● Set exercise
Pull out each line of the data that includes the word "Power".

* Begin Given entries *

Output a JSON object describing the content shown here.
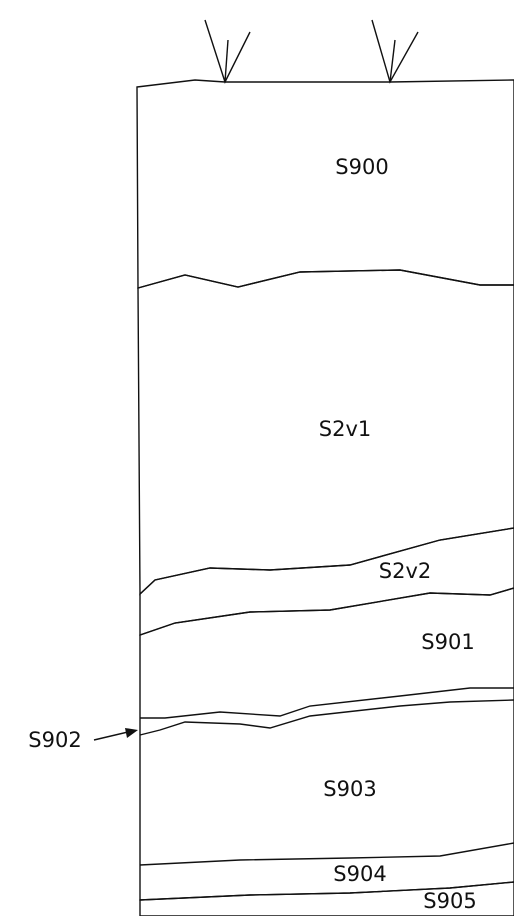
{
  "layers": [
    {
      "label": "S900"
    },
    {
      "label": "S2v1"
    },
    {
      "label": "S2v2"
    },
    {
      "label": "S901"
    },
    {
      "label": "S902"
    },
    {
      "label": "S903"
    },
    {
      "label": "S904"
    },
    {
      "label": "S905"
    }
  ]
}
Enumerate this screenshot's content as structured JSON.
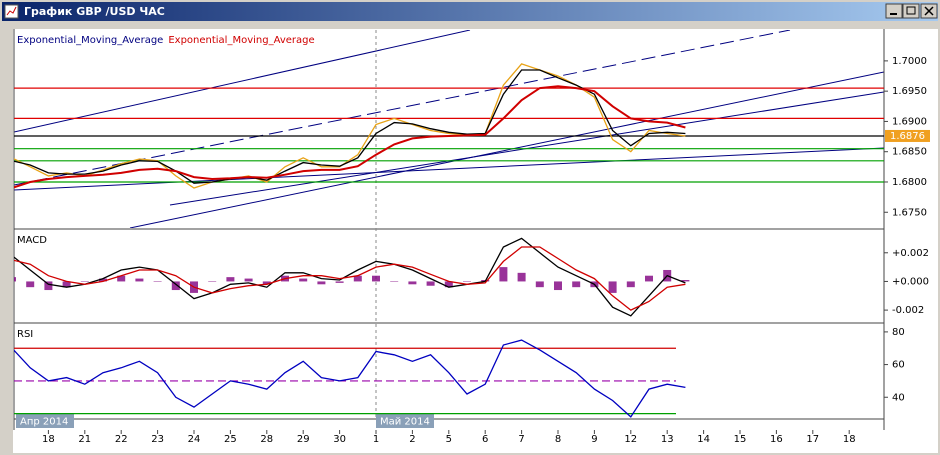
{
  "window": {
    "title": "График GBP /USD ЧАС"
  },
  "x_axis": {
    "categories": [
      null,
      null,
      "18",
      null,
      "21",
      null,
      "22",
      null,
      "23",
      null,
      "24",
      null,
      "25",
      null,
      "28",
      null,
      "29",
      null,
      "30",
      null,
      "1",
      null,
      "2",
      null,
      "5",
      null,
      "6",
      null,
      "7",
      null,
      "8",
      null,
      "9",
      null,
      "12",
      null,
      "13",
      null,
      "14",
      null,
      "15",
      null,
      "16",
      null,
      "17",
      null,
      "18",
      null
    ],
    "month_labels": [
      "Апр 2014",
      "Май 2014"
    ]
  },
  "chart_data": [
    {
      "type": "line",
      "ylim": [
        1.6724,
        1.7051
      ],
      "yticks": [
        {
          "value": 1.675,
          "label": "1.6750"
        },
        {
          "value": 1.68,
          "label": "1.6800"
        },
        {
          "value": 1.685,
          "label": "1.6850"
        },
        {
          "value": 1.69,
          "label": "1.6900"
        },
        {
          "value": 1.695,
          "label": "1.6950"
        },
        {
          "value": 1.7,
          "label": "1.7000"
        }
      ],
      "last_price": 1.6876,
      "levels": [
        {
          "value": 1.6955,
          "color": "#e00000"
        },
        {
          "value": 1.6905,
          "color": "#e00000"
        },
        {
          "value": 1.6876,
          "color": "#000000"
        },
        {
          "value": 1.6855,
          "color": "#00a000"
        },
        {
          "value": 1.6835,
          "color": "#00a000"
        },
        {
          "value": 1.68,
          "color": "#00a000"
        }
      ],
      "series": [
        {
          "color": "#e8a317",
          "values": [
            1.684,
            1.6825,
            1.681,
            1.6815,
            1.681,
            1.682,
            1.683,
            1.6838,
            1.6835,
            1.681,
            1.679,
            1.68,
            1.6805,
            1.681,
            1.68,
            1.6825,
            1.684,
            1.6825,
            1.6825,
            1.6845,
            1.6895,
            1.6905,
            1.6895,
            1.6885,
            1.688,
            1.6878,
            1.688,
            1.696,
            1.6995,
            1.6985,
            1.6975,
            1.696,
            1.694,
            1.687,
            1.685,
            1.6885,
            1.688,
            1.6876,
            null,
            null,
            null,
            null,
            null,
            null,
            null,
            null,
            null,
            null
          ]
        },
        {
          "name": "Exponential_Moving_Average",
          "color": "#000000",
          "values": [
            1.6835,
            1.6828,
            1.6815,
            1.6813,
            1.6813,
            1.6818,
            1.6828,
            1.6835,
            1.6834,
            1.6818,
            1.6798,
            1.68,
            1.6805,
            1.6808,
            1.6803,
            1.6818,
            1.6832,
            1.6828,
            1.6826,
            1.684,
            1.688,
            1.6898,
            1.6896,
            1.6888,
            1.6882,
            1.6879,
            1.688,
            1.6945,
            1.6985,
            1.6985,
            1.6972,
            1.696,
            1.6945,
            1.6885,
            1.686,
            1.688,
            1.6882,
            1.688,
            null,
            null,
            null,
            null,
            null,
            null,
            null,
            null,
            null,
            null
          ]
        },
        {
          "name": "Exponential_Moving_Average",
          "color": "#d00000",
          "values": [
            1.679,
            1.68,
            1.6805,
            1.6808,
            1.681,
            1.6812,
            1.6815,
            1.682,
            1.6822,
            1.6818,
            1.6808,
            1.6805,
            1.6806,
            1.6808,
            1.6807,
            1.6812,
            1.6818,
            1.682,
            1.682,
            1.6826,
            1.6845,
            1.6862,
            1.6872,
            1.6875,
            1.6876,
            1.6877,
            1.6878,
            1.6905,
            1.6935,
            1.6955,
            1.6958,
            1.6955,
            1.695,
            1.6925,
            1.6905,
            1.69,
            1.6898,
            1.689,
            null,
            null,
            null,
            null,
            null,
            null,
            null,
            null,
            null,
            null
          ]
        }
      ]
    },
    {
      "type": "line",
      "title": "MACD",
      "ylim": [
        -0.00283,
        0.00338
      ],
      "yticks": [
        {
          "value": -0.002,
          "label": "-0.002"
        },
        {
          "value": 0,
          "label": "+0.000"
        },
        {
          "value": 0.002,
          "label": "+0.002"
        }
      ],
      "series": [
        {
          "type": "bar",
          "color": "#800080",
          "values": [
            0.0003,
            -0.0004,
            -0.0006,
            -0.0004,
            0,
            0.0002,
            0.0004,
            0.0002,
            0,
            -0.0006,
            -0.0008,
            0,
            0.0003,
            0.0002,
            -0.0002,
            0.0004,
            0.0002,
            -0.0002,
            -0.0001,
            0.0004,
            0.0004,
            0,
            -0.0002,
            -0.0003,
            -0.0004,
            0,
            0.0001,
            0.001,
            0.0006,
            -0.0004,
            -0.0006,
            -0.0004,
            -0.0004,
            -0.0008,
            -0.0004,
            0.0004,
            0.0008,
            0.0001,
            null,
            null,
            null,
            null,
            null,
            null,
            null,
            null,
            null,
            null
          ]
        },
        {
          "type": "line",
          "color": "#000000",
          "values": [
            0.0018,
            0.0008,
            -0.0002,
            -0.0004,
            -0.0002,
            0.0002,
            0.0008,
            0.001,
            0.0008,
            -0.0002,
            -0.0012,
            -0.0008,
            -0.0002,
            -0.0001,
            -0.0004,
            0.0006,
            0.0006,
            0.0002,
            0.0001,
            0.0008,
            0.0014,
            0.0012,
            0.0008,
            0.0002,
            -0.0004,
            -0.0002,
            0,
            0.0024,
            0.003,
            0.002,
            0.001,
            0.0004,
            -0.0002,
            -0.0018,
            -0.0024,
            -0.001,
            0.0004,
            -0.0001,
            null,
            null,
            null,
            null,
            null,
            null,
            null,
            null,
            null,
            null
          ]
        },
        {
          "type": "line",
          "color": "#d00000",
          "values": [
            0.0015,
            0.0012,
            0.0004,
            0,
            -0.0002,
            0,
            0.0004,
            0.0008,
            0.0008,
            0.0004,
            -0.0004,
            -0.0008,
            -0.0005,
            -0.0003,
            -0.0002,
            0.0002,
            0.0004,
            0.0004,
            0.0002,
            0.0004,
            0.001,
            0.0012,
            0.001,
            0.0005,
            0,
            -0.0002,
            -0.0001,
            0.0014,
            0.0024,
            0.0024,
            0.0016,
            0.0008,
            0.0002,
            -0.001,
            -0.002,
            -0.0014,
            -0.0004,
            -0.0002,
            null,
            null,
            null,
            null,
            null,
            null,
            null,
            null,
            null,
            null
          ]
        }
      ]
    },
    {
      "type": "line",
      "title": "RSI",
      "ylim": [
        27.3,
        83
      ],
      "yticks": [
        40,
        60,
        80
      ],
      "levels": [
        {
          "value": 70,
          "color": "#d00000"
        },
        {
          "value": 50,
          "color": "#9900aa",
          "dashed": true
        },
        {
          "value": 30,
          "color": "#00a000"
        }
      ],
      "series": [
        {
          "color": "#0000c0",
          "values": [
            70,
            58,
            50,
            52,
            48,
            55,
            58,
            62,
            55,
            40,
            34,
            42,
            50,
            48,
            45,
            55,
            62,
            52,
            50,
            52,
            68,
            66,
            62,
            66,
            55,
            42,
            48,
            72,
            75,
            69,
            62,
            55,
            45,
            38,
            28,
            45,
            48,
            46,
            null,
            null,
            null,
            null,
            null,
            null,
            null,
            null,
            null,
            null
          ]
        }
      ]
    }
  ]
}
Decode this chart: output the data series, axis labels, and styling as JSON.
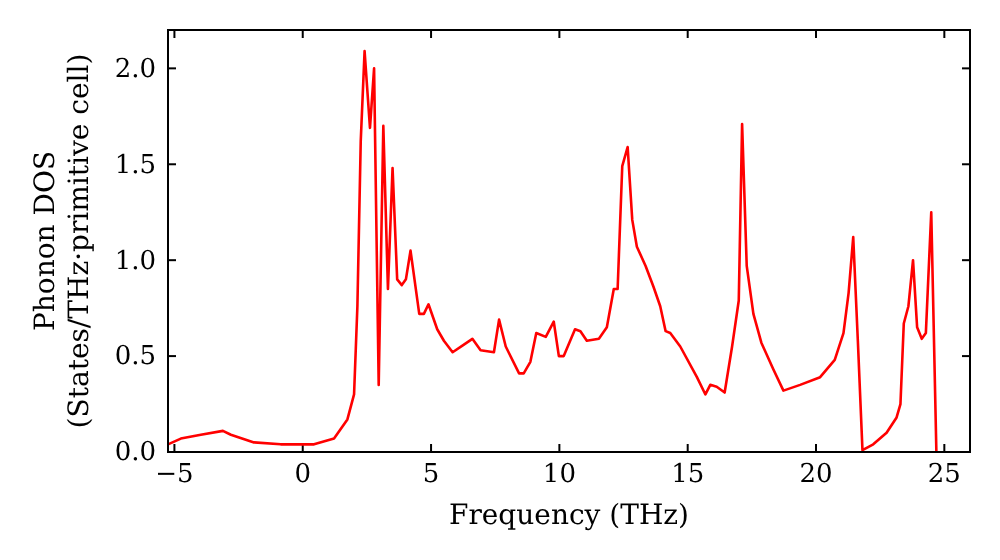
{
  "chart_data": {
    "type": "line",
    "xlabel": "Frequency (THz)",
    "ylabel": "Phonon DOS\n(States/THz·primitive cell)",
    "xlim": [
      -5.25,
      26
    ],
    "ylim": [
      0,
      2.2
    ],
    "xticks": [
      {
        "value": -5,
        "label": "−5"
      },
      0,
      5,
      10,
      15,
      20,
      25
    ],
    "yticks": [
      {
        "value": 0,
        "label": "0.0"
      },
      {
        "value": 0.5,
        "label": "0.5"
      },
      {
        "value": 1,
        "label": "1.0"
      },
      {
        "value": 1.5,
        "label": "1.5"
      },
      {
        "value": 2,
        "label": "2.0"
      }
    ],
    "grid": false,
    "marker": "none",
    "line_style": "solid",
    "series": [
      {
        "color": "#ff0000",
        "x": [
          -5.25,
          -4.75,
          -3.97,
          -3.11,
          -2.8,
          -1.9,
          -0.86,
          0.44,
          1.22,
          1.74,
          2.0,
          2.13,
          2.26,
          2.41,
          2.62,
          2.78,
          2.96,
          3.14,
          3.32,
          3.5,
          3.68,
          3.86,
          4.02,
          4.2,
          4.54,
          4.72,
          4.9,
          5.24,
          5.5,
          5.84,
          6.28,
          6.61,
          6.93,
          7.45,
          7.65,
          7.91,
          8.43,
          8.61,
          8.87,
          9.1,
          9.47,
          9.78,
          9.98,
          10.17,
          10.61,
          10.82,
          11.07,
          11.54,
          11.85,
          12.12,
          12.27,
          12.45,
          12.66,
          12.84,
          13.02,
          13.36,
          13.67,
          13.93,
          14.14,
          14.32,
          14.71,
          15.36,
          15.69,
          15.88,
          16.13,
          16.44,
          16.73,
          16.99,
          17.12,
          17.3,
          17.56,
          17.87,
          18.34,
          18.73,
          19.38,
          20.16,
          20.73,
          21.07,
          21.27,
          21.45,
          21.63,
          21.81,
          22.23,
          22.75,
          23.14,
          23.29,
          23.42,
          23.6,
          23.78,
          23.94,
          24.12,
          24.28,
          24.49,
          24.69
        ],
        "values": [
          0.04,
          0.07,
          0.09,
          0.11,
          0.09,
          0.05,
          0.04,
          0.04,
          0.07,
          0.17,
          0.3,
          0.76,
          1.62,
          2.09,
          1.69,
          2.0,
          0.35,
          1.7,
          0.85,
          1.48,
          0.9,
          0.87,
          0.9,
          1.05,
          0.72,
          0.72,
          0.77,
          0.64,
          0.58,
          0.52,
          0.56,
          0.59,
          0.53,
          0.52,
          0.69,
          0.55,
          0.41,
          0.41,
          0.47,
          0.62,
          0.6,
          0.68,
          0.5,
          0.5,
          0.64,
          0.63,
          0.58,
          0.59,
          0.65,
          0.85,
          0.85,
          1.49,
          1.59,
          1.21,
          1.07,
          0.97,
          0.86,
          0.76,
          0.63,
          0.62,
          0.55,
          0.39,
          0.3,
          0.35,
          0.34,
          0.31,
          0.55,
          0.79,
          1.71,
          0.97,
          0.72,
          0.57,
          0.43,
          0.32,
          0.35,
          0.39,
          0.48,
          0.62,
          0.83,
          1.12,
          0.58,
          0.01,
          0.04,
          0.1,
          0.18,
          0.25,
          0.67,
          0.76,
          1.0,
          0.65,
          0.59,
          0.62,
          1.25,
          0
        ]
      }
    ]
  }
}
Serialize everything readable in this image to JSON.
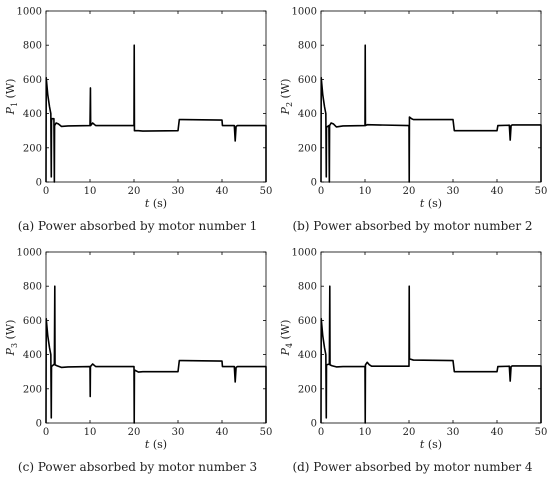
{
  "chart_data": [
    {
      "type": "line",
      "caption": "(a)  Power absorbed by motor number 1",
      "ylabel": "P",
      "ylabel_sub": "1",
      "ylabel_unit": "(W)",
      "xlabel": "t",
      "xlabel_unit": "(s)",
      "xlim": [
        0,
        50
      ],
      "ylim": [
        0,
        1000
      ],
      "xticks": [
        0,
        10,
        20,
        30,
        40,
        50
      ],
      "yticks": [
        0,
        200,
        400,
        600,
        800,
        1000
      ],
      "grid": false,
      "series": [
        {
          "points": [
            [
              0,
              0
            ],
            [
              0.05,
              610
            ],
            [
              0.4,
              510
            ],
            [
              0.8,
              440
            ],
            [
              1.1,
              400
            ],
            [
              1.2,
              30
            ],
            [
              1.25,
              350
            ],
            [
              1.3,
              370
            ],
            [
              1.8,
              370
            ],
            [
              1.9,
              0
            ],
            [
              1.95,
              330
            ],
            [
              2.3,
              345
            ],
            [
              2.8,
              340
            ],
            [
              3.5,
              325
            ],
            [
              5,
              328
            ],
            [
              10,
              330
            ],
            [
              10.1,
              550
            ],
            [
              10.15,
              330
            ],
            [
              10.6,
              345
            ],
            [
              11.3,
              330
            ],
            [
              20,
              330
            ],
            [
              20.05,
              800
            ],
            [
              20.1,
              300
            ],
            [
              21,
              300
            ],
            [
              22,
              298
            ],
            [
              30,
              300
            ],
            [
              30.3,
              365
            ],
            [
              31,
              365
            ],
            [
              40,
              362
            ],
            [
              40.1,
              330
            ],
            [
              42.8,
              330
            ],
            [
              43,
              240
            ],
            [
              43.2,
              325
            ],
            [
              43.5,
              330
            ],
            [
              50,
              330
            ],
            [
              50,
              0
            ]
          ]
        }
      ]
    },
    {
      "type": "line",
      "caption": "(b)  Power absorbed by motor number 2",
      "ylabel": "P",
      "ylabel_sub": "2",
      "ylabel_unit": "(W)",
      "xlabel": "t",
      "xlabel_unit": "(s)",
      "xlim": [
        0,
        50
      ],
      "ylim": [
        0,
        1000
      ],
      "xticks": [
        0,
        10,
        20,
        30,
        40,
        50
      ],
      "yticks": [
        0,
        200,
        400,
        600,
        800,
        1000
      ],
      "grid": false,
      "series": [
        {
          "points": [
            [
              0,
              0
            ],
            [
              0.05,
              610
            ],
            [
              0.4,
              510
            ],
            [
              0.8,
              440
            ],
            [
              1.1,
              400
            ],
            [
              1.2,
              30
            ],
            [
              1.25,
              320
            ],
            [
              1.8,
              330
            ],
            [
              1.9,
              0
            ],
            [
              1.95,
              330
            ],
            [
              2.3,
              345
            ],
            [
              2.8,
              340
            ],
            [
              3.5,
              322
            ],
            [
              5,
              328
            ],
            [
              10,
              330
            ],
            [
              10.05,
              800
            ],
            [
              10.1,
              330
            ],
            [
              10.5,
              335
            ],
            [
              20,
              330
            ],
            [
              20.05,
              0
            ],
            [
              20.1,
              380
            ],
            [
              20.6,
              370
            ],
            [
              21,
              365
            ],
            [
              30,
              365
            ],
            [
              30.3,
              300
            ],
            [
              31,
              300
            ],
            [
              40,
              300
            ],
            [
              40.2,
              330
            ],
            [
              42.8,
              332
            ],
            [
              43,
              245
            ],
            [
              43.2,
              330
            ],
            [
              43.5,
              334
            ],
            [
              50,
              334
            ],
            [
              50,
              0
            ]
          ]
        }
      ]
    },
    {
      "type": "line",
      "caption": "(c)  Power absorbed by motor number 3",
      "ylabel": "P",
      "ylabel_sub": "3",
      "ylabel_unit": "(W)",
      "xlabel": "t",
      "xlabel_unit": "(s)",
      "xlim": [
        0,
        50
      ],
      "ylim": [
        0,
        1000
      ],
      "xticks": [
        0,
        10,
        20,
        30,
        40,
        50
      ],
      "yticks": [
        0,
        200,
        400,
        600,
        800,
        1000
      ],
      "grid": false,
      "series": [
        {
          "points": [
            [
              0,
              0
            ],
            [
              0.05,
              610
            ],
            [
              0.4,
              510
            ],
            [
              0.8,
              440
            ],
            [
              1.1,
              400
            ],
            [
              1.2,
              30
            ],
            [
              1.25,
              330
            ],
            [
              1.9,
              345
            ],
            [
              2,
              800
            ],
            [
              2.05,
              340
            ],
            [
              2.5,
              335
            ],
            [
              3.5,
              325
            ],
            [
              5,
              328
            ],
            [
              10,
              330
            ],
            [
              10.05,
              155
            ],
            [
              10.1,
              330
            ],
            [
              10.6,
              345
            ],
            [
              11.3,
              330
            ],
            [
              20,
              330
            ],
            [
              20.05,
              0
            ],
            [
              20.1,
              310
            ],
            [
              21,
              298
            ],
            [
              22,
              300
            ],
            [
              30,
              300
            ],
            [
              30.3,
              365
            ],
            [
              31,
              365
            ],
            [
              40,
              362
            ],
            [
              40.1,
              330
            ],
            [
              42.8,
              330
            ],
            [
              43,
              240
            ],
            [
              43.2,
              325
            ],
            [
              43.5,
              330
            ],
            [
              50,
              330
            ],
            [
              50,
              0
            ]
          ]
        }
      ]
    },
    {
      "type": "line",
      "caption": "(d)  Power absorbed by motor number 4",
      "ylabel": "P",
      "ylabel_sub": "4",
      "ylabel_unit": "(W)",
      "xlabel": "t",
      "xlabel_unit": "(s)",
      "xlim": [
        0,
        50
      ],
      "ylim": [
        0,
        1000
      ],
      "xticks": [
        0,
        10,
        20,
        30,
        40,
        50
      ],
      "yticks": [
        0,
        200,
        400,
        600,
        800,
        1000
      ],
      "grid": false,
      "series": [
        {
          "points": [
            [
              0,
              0
            ],
            [
              0.05,
              610
            ],
            [
              0.4,
              510
            ],
            [
              0.8,
              440
            ],
            [
              1.1,
              400
            ],
            [
              1.2,
              30
            ],
            [
              1.25,
              340
            ],
            [
              1.9,
              345
            ],
            [
              2,
              800
            ],
            [
              2.05,
              340
            ],
            [
              2.5,
              335
            ],
            [
              3.5,
              328
            ],
            [
              5,
              330
            ],
            [
              10,
              330
            ],
            [
              10.05,
              0
            ],
            [
              10.1,
              340
            ],
            [
              10.5,
              355
            ],
            [
              11,
              340
            ],
            [
              11.5,
              332
            ],
            [
              20,
              332
            ],
            [
              20.05,
              800
            ],
            [
              20.1,
              375
            ],
            [
              21,
              368
            ],
            [
              30,
              365
            ],
            [
              30.3,
              300
            ],
            [
              31,
              300
            ],
            [
              40,
              300
            ],
            [
              40.2,
              330
            ],
            [
              42.8,
              332
            ],
            [
              43,
              245
            ],
            [
              43.2,
              330
            ],
            [
              43.5,
              334
            ],
            [
              50,
              334
            ],
            [
              50,
              0
            ]
          ]
        }
      ]
    }
  ]
}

* End Given entries *

● Answer to this task
      "caption": "(a)  Power absorbed by motor number 1",
      "caption": "(b)  Power absorbed by motor number 2",
      "caption": "(c)  Power absorbed by motor number 3",
      "caption": "(d)  Power absorbed by motor number 4",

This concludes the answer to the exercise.